--- DIRECTIVE ---
Extract the complete listing and repeat it word for word.

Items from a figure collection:
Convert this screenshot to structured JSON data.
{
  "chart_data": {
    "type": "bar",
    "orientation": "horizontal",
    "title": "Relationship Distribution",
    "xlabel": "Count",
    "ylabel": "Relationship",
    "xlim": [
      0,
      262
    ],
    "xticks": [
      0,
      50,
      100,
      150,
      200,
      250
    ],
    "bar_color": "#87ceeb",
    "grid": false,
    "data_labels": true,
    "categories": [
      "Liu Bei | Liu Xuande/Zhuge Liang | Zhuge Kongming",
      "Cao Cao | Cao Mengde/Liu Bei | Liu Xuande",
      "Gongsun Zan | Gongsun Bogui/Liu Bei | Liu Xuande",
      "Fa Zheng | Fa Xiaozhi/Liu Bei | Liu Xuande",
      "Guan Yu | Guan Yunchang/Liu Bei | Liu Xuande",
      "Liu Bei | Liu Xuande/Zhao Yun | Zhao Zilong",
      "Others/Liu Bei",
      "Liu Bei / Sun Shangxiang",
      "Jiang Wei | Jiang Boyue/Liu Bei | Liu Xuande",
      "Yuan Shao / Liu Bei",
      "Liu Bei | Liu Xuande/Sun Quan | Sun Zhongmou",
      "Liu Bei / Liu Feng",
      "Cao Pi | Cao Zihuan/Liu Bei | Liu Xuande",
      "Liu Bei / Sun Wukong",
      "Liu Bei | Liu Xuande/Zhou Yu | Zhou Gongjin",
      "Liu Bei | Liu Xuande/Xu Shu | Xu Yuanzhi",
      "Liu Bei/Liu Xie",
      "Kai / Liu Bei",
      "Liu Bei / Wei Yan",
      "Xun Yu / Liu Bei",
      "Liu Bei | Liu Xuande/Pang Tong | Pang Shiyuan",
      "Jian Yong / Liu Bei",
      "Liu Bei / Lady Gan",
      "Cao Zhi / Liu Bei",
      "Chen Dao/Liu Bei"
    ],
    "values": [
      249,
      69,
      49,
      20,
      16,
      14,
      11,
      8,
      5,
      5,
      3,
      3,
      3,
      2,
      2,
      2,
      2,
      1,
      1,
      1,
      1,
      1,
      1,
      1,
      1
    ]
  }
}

--- RESULT OF THIS TASK ---
Convert this screenshot to structured JSON data.
{
  "chart_data": {
    "type": "bar",
    "orientation": "horizontal",
    "title": "Relationship Distribution",
    "xlabel": "Count",
    "ylabel": "Relationship",
    "xlim": [
      0,
      262
    ],
    "xticks": [
      0,
      50,
      100,
      150,
      200,
      250
    ],
    "bar_color": "#87ceeb",
    "grid": false,
    "data_labels": true,
    "categories": [
      "Liu Bei | Liu Xuande/Zhuge Liang | Zhuge Kongming",
      "Cao Cao | Cao Mengde/Liu Bei | Liu Xuande",
      "Gongsun Zan | Gongsun Bogui/Liu Bei | Liu Xuande",
      "Fa Zheng | Fa Xiaozhi/Liu Bei | Liu Xuande",
      "Guan Yu | Guan Yunchang/Liu Bei | Liu Xuande",
      "Liu Bei | Liu Xuande/Zhao Yun | Zhao Zilong",
      "Others/Liu Bei",
      "Liu Bei / Sun Shangxiang",
      "Jiang Wei | Jiang Boyue/Liu Bei | Liu Xuande",
      "Yuan Shao / Liu Bei",
      "Liu Bei | Liu Xuande/Sun Quan | Sun Zhongmou",
      "Liu Bei / Liu Feng",
      "Cao Pi | Cao Zihuan/Liu Bei | Liu Xuande",
      "Liu Bei / Sun Wukong",
      "Liu Bei | Liu Xuande/Zhou Yu | Zhou Gongjin",
      "Liu Bei | Liu Xuande/Xu Shu | Xu Yuanzhi",
      "Liu Bei/Liu Xie",
      "Kai / Liu Bei",
      "Liu Bei / Wei Yan",
      "Xun Yu / Liu Bei",
      "Liu Bei | Liu Xuande/Pang Tong | Pang Shiyuan",
      "Jian Yong / Liu Bei",
      "Liu Bei / Lady Gan",
      "Cao Zhi / Liu Bei",
      "Chen Dao/Liu Bei"
    ],
    "values": [
      249,
      69,
      49,
      20,
      16,
      14,
      11,
      8,
      5,
      5,
      3,
      3,
      3,
      2,
      2,
      2,
      2,
      1,
      1,
      1,
      1,
      1,
      1,
      1,
      1
    ]
  }
}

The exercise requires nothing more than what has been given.